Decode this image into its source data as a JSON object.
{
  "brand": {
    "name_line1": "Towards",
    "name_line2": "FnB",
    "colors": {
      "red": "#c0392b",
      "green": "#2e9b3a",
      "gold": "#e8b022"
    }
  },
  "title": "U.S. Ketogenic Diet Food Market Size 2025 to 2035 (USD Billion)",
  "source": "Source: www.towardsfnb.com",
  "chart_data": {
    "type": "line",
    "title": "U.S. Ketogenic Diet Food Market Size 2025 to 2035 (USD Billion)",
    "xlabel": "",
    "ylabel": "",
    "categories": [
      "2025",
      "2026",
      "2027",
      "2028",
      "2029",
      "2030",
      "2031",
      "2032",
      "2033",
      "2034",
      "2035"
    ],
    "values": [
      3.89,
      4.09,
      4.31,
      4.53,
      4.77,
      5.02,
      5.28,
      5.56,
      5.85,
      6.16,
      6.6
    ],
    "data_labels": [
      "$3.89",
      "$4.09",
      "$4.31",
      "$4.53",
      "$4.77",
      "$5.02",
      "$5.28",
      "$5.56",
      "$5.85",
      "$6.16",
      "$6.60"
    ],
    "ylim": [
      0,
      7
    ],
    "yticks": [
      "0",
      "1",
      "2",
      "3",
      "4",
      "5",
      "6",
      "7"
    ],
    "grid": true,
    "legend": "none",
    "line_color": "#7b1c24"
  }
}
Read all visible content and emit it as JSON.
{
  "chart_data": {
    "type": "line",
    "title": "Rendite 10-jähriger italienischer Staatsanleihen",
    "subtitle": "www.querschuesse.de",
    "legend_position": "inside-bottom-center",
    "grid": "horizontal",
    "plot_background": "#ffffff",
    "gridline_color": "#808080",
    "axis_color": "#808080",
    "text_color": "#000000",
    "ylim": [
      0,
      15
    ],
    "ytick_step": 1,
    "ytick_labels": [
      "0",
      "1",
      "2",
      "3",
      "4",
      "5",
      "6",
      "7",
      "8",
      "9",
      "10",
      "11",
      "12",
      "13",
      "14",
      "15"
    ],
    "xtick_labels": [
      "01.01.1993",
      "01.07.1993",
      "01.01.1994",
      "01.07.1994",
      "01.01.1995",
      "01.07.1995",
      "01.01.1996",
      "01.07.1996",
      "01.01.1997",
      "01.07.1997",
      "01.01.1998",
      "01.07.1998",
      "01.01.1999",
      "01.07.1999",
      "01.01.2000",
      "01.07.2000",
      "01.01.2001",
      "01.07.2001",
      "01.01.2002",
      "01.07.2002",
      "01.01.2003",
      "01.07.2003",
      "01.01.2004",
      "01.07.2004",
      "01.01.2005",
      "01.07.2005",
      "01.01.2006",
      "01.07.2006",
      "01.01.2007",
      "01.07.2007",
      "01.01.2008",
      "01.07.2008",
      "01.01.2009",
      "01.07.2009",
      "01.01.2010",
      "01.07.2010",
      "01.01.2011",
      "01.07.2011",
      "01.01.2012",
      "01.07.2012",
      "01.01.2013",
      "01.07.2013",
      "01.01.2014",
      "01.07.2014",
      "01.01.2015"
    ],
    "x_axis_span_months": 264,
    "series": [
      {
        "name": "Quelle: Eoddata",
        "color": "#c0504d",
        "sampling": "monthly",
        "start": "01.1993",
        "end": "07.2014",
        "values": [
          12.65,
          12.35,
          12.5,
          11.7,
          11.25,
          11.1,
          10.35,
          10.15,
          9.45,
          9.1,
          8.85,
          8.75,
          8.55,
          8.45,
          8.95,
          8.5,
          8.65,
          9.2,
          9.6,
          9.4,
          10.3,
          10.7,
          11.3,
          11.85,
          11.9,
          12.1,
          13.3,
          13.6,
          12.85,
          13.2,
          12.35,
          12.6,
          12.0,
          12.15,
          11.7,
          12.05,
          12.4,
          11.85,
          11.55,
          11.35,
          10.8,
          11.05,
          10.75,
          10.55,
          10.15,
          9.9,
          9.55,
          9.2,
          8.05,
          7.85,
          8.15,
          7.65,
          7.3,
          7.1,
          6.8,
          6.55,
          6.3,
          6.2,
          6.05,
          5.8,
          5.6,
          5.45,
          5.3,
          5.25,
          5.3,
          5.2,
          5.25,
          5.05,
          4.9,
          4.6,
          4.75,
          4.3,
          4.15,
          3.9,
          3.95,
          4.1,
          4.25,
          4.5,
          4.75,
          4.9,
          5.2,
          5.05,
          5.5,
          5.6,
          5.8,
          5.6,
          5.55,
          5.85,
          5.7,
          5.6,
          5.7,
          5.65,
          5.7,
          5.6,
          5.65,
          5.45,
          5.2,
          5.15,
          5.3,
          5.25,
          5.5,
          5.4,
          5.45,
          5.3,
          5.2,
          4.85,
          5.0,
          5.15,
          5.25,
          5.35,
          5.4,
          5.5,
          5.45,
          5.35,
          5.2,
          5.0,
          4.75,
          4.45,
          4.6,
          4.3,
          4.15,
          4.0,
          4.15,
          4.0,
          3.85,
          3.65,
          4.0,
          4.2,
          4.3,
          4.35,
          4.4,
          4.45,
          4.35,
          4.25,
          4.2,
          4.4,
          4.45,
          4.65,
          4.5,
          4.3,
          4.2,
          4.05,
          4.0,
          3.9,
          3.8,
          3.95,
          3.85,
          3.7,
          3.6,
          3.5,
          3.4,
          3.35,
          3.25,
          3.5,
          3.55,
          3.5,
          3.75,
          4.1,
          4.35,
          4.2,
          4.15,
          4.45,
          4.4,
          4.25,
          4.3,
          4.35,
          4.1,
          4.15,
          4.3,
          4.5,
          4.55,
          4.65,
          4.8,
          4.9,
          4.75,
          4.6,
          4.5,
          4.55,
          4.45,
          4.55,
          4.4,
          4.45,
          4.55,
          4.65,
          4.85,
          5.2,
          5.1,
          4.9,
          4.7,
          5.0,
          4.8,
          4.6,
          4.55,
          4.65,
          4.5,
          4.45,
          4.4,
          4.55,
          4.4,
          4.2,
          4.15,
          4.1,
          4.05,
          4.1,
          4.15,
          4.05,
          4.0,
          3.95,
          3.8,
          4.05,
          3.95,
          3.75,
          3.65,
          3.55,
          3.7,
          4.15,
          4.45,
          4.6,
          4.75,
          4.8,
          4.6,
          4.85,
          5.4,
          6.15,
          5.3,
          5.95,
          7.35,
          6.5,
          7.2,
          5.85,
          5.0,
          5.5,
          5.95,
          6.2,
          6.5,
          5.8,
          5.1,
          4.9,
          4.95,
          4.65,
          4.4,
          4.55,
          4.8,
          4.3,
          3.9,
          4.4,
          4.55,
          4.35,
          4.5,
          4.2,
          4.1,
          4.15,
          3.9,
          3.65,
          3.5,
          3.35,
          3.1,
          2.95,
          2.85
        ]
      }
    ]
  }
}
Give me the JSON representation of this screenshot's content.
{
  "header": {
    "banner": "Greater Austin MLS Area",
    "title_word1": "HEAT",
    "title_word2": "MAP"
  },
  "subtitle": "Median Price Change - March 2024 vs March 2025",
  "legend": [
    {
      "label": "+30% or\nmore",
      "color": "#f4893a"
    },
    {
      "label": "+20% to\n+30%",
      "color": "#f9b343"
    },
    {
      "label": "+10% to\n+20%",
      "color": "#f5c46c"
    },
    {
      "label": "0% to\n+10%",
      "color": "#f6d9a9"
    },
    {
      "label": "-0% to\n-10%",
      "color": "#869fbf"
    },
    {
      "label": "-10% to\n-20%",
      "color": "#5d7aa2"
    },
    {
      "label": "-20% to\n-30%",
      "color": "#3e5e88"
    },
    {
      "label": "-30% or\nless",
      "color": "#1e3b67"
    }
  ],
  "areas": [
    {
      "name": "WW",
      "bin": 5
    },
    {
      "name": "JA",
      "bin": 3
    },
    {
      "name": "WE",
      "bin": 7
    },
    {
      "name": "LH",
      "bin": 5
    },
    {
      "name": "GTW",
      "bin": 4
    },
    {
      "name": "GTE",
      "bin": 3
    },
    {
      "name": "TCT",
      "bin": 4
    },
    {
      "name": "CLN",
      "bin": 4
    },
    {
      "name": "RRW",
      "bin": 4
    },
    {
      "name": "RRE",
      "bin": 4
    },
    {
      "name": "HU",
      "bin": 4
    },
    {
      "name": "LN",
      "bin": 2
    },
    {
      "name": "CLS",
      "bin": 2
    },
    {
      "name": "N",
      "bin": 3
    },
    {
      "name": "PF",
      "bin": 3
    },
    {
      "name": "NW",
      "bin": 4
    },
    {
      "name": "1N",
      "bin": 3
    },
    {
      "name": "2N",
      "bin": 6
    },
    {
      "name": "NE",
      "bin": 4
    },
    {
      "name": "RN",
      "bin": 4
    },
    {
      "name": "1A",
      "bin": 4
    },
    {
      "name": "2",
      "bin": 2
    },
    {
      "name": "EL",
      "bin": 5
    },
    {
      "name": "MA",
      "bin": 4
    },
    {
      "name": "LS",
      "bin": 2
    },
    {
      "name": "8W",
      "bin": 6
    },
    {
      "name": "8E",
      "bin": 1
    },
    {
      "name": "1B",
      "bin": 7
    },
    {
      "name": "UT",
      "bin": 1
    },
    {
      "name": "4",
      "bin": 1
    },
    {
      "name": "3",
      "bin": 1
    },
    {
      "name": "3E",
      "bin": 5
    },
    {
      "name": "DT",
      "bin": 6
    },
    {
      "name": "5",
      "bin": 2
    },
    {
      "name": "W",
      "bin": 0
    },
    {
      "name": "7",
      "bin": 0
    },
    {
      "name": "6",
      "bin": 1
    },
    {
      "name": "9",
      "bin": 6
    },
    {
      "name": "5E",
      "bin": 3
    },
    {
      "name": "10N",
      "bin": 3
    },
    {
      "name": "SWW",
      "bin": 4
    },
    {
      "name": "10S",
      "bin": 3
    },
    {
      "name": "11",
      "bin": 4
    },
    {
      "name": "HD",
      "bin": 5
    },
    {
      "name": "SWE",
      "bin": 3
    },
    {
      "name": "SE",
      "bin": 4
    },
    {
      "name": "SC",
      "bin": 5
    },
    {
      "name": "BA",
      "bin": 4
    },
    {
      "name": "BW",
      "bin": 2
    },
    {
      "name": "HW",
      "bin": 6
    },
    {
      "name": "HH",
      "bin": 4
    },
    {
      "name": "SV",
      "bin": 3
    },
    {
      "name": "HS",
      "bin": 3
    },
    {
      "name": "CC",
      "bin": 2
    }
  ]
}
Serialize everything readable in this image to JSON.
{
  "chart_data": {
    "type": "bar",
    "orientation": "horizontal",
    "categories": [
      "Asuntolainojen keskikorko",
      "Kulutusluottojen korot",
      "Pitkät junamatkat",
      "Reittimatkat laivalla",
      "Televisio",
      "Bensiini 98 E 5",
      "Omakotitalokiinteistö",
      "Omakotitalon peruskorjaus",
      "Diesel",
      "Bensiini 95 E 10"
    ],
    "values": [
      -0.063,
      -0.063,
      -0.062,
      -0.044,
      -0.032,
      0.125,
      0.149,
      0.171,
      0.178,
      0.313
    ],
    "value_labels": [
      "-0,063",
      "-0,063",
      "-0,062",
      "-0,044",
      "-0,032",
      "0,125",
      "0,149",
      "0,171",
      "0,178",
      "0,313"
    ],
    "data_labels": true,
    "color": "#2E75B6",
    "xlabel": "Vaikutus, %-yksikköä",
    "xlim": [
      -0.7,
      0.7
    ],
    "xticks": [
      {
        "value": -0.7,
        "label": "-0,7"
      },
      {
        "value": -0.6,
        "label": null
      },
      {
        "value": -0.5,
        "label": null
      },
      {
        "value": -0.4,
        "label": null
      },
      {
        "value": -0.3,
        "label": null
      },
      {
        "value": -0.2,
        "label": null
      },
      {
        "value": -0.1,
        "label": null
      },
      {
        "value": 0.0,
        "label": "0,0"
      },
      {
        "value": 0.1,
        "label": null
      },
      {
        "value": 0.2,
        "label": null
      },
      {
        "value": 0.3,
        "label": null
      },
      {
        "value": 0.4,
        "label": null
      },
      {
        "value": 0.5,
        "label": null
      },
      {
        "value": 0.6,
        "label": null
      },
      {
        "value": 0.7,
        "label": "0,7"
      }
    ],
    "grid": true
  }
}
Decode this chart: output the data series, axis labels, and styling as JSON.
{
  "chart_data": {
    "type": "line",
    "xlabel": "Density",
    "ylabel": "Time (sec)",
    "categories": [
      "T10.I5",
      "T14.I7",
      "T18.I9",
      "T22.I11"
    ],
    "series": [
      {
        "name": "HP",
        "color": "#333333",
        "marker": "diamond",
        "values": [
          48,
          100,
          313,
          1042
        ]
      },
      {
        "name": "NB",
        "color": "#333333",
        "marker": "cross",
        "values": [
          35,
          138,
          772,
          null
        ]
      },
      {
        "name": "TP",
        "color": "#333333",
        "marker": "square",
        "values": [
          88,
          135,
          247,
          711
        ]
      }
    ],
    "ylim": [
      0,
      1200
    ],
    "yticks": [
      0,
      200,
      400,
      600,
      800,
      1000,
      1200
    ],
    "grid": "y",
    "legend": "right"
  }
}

· · · · · · ·

▸ Directive
From the data above, copy out every line with the string "Billion" in it.

▸ Full solution
  "title": "U.S. Ketogenic Diet Food Market Size 2025 to 2035 (USD Billion)",
    "title": "U.S. Ketogenic Diet Food Market Size 2025 to 2035 (USD Billion)",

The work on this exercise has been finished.